Détails de l'exercice
D'après le texte fourni sur France 3 Rhône-Alpes, quelle est la durée du droit de réponse accordé à Laurent Wauquiez ?

Texte fourni
Les vœux de la direction de France 3 Rhône-Alpes à Laurent Wauquiez

Article mis à jour le 12 janvier 2018

Communiqué du SNJ, SNJ-CGT, SNRT-CGT et CFDT médias de France Télévisions

Pas touche à Laurent Wauquiez. C’est la bonne résolution prise par la direction et la rédaction en chef de France 3 Rhône-Alpes. Sa cible : une série de reportages sur le bilan de Laurent Wauquiez à la tête de l’exécutif régional. Des reportages pourtant validés et dont les trois premiers numéros ont été diffusés. Mais l’invitation du président de la région Auvergne-Rhône-Alpes dans l’émission Dimanche en Politique a, semble-t-il, changé la perception des reportages jugés brusquement « déséquilibrés ». En coulisse, plusieurs coups de téléphone ont été échangés entre Laurent Wauquiez et le rédacteur en chef et le directeur régional, ce que ces derniers n’ont pas nié.

Si la rédaction en chef souhaitait que des changements soient opérés dans les sujets, pourquoi ne pas avoir exercé son contrôle éditorial pendant la fabrication, au montage ? Il y a là un grave dysfonctionnement.

Résultat : une diffusion interrompue puis finalement reprogrammée pour les deux derniers numéros. La colère exprimée par les journalistes de la rédaction et un large traitement médiatique de ce qu’il faut bien appeler un début de censure n’y est sans doute pas pour rien.

Pas touche à Laurent Wauquiez

Au final, le tapis déroulé au président de la région est large : un sujet sur le bilan budgétaire « trappé », une émission enregistrée sans « accrocs » et même un droit de réponse de 3 minutes qui sera diffusé dans les journaux du week-end !

Mais que de dégâts pour l’antenne de France 3 Rhône-Alpes : le travail de toute une équipe bafoué, une image écornée et une crédibilité très entachée pour la rédaction et au-delà, tous les personnels de France 3 Rhône-Alpes.

Un an après la réorganisation du réseau régional de France 3, calquée désormais sur les régions administratives et politiques, il y a de quoi s’inquiéter pour l’indépendance du service public de télévision. Alors même que l’on parle d’un retour à l’ORTF en région avec la possible fusion du réseau France 3 avec celui de Radio France.

Le SNJ, la CGT et la CFDT rappellent que les journalistes ont un besoin impératif d’être protégés des pressions extérieures pour exercer leur mission d’informer. Ce rôle de protection incombe à la rédaction en chef et à la direction. Toutes deux se sont discréditées et ne méritent plus notre confiance.

Données extraites
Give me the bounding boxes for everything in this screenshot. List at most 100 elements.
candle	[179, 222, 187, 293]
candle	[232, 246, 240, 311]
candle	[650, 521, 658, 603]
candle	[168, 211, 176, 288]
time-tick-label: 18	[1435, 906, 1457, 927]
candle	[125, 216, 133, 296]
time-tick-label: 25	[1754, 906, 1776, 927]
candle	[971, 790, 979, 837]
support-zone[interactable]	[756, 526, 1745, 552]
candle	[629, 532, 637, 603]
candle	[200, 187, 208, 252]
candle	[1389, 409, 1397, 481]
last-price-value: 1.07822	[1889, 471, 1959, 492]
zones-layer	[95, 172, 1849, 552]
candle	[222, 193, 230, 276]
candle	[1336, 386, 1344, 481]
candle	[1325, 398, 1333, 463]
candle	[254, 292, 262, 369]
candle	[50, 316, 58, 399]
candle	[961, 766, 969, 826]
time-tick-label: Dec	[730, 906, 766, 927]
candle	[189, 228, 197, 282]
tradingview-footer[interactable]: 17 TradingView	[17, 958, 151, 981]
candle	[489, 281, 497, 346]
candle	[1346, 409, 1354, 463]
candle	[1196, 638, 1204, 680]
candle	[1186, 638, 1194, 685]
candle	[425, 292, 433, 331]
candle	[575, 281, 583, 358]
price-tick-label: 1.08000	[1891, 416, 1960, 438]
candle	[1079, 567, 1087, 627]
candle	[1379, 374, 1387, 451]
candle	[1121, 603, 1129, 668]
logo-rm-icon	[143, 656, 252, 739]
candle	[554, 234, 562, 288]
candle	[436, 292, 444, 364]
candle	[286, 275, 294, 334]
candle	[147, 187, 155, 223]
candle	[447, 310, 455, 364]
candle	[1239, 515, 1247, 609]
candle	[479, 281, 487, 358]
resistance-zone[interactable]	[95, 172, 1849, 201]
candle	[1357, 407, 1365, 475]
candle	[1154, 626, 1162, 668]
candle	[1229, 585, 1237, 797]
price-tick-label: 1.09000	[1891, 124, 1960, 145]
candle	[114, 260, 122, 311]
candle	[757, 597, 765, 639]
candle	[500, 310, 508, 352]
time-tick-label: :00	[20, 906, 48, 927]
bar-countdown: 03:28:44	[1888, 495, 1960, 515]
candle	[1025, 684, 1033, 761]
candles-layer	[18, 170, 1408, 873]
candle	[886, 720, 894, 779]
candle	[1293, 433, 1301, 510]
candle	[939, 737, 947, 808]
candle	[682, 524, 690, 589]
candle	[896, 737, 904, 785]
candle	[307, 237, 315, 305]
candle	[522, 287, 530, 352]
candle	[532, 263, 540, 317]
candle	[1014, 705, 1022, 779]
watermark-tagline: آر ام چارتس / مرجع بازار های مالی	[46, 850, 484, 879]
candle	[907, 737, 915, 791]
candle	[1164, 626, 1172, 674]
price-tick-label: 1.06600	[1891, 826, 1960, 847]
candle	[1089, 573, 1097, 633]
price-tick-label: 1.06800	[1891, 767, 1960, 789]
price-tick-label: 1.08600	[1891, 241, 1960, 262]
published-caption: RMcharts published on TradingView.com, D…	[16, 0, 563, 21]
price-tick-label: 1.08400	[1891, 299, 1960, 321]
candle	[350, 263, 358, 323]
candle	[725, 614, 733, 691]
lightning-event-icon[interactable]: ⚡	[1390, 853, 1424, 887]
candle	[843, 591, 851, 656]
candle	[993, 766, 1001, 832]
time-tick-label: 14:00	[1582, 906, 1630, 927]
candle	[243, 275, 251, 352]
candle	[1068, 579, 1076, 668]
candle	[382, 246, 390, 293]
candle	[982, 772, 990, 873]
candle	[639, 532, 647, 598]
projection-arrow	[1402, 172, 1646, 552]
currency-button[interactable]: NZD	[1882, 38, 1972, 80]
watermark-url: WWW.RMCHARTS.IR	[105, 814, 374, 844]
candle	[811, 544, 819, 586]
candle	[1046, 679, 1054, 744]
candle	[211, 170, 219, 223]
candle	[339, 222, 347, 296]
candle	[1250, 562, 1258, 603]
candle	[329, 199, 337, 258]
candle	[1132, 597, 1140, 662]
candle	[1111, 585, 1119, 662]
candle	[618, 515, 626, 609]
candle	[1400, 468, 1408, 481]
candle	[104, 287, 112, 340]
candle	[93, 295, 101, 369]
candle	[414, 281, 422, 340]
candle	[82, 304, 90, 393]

Réponse rédigée
3 minutes.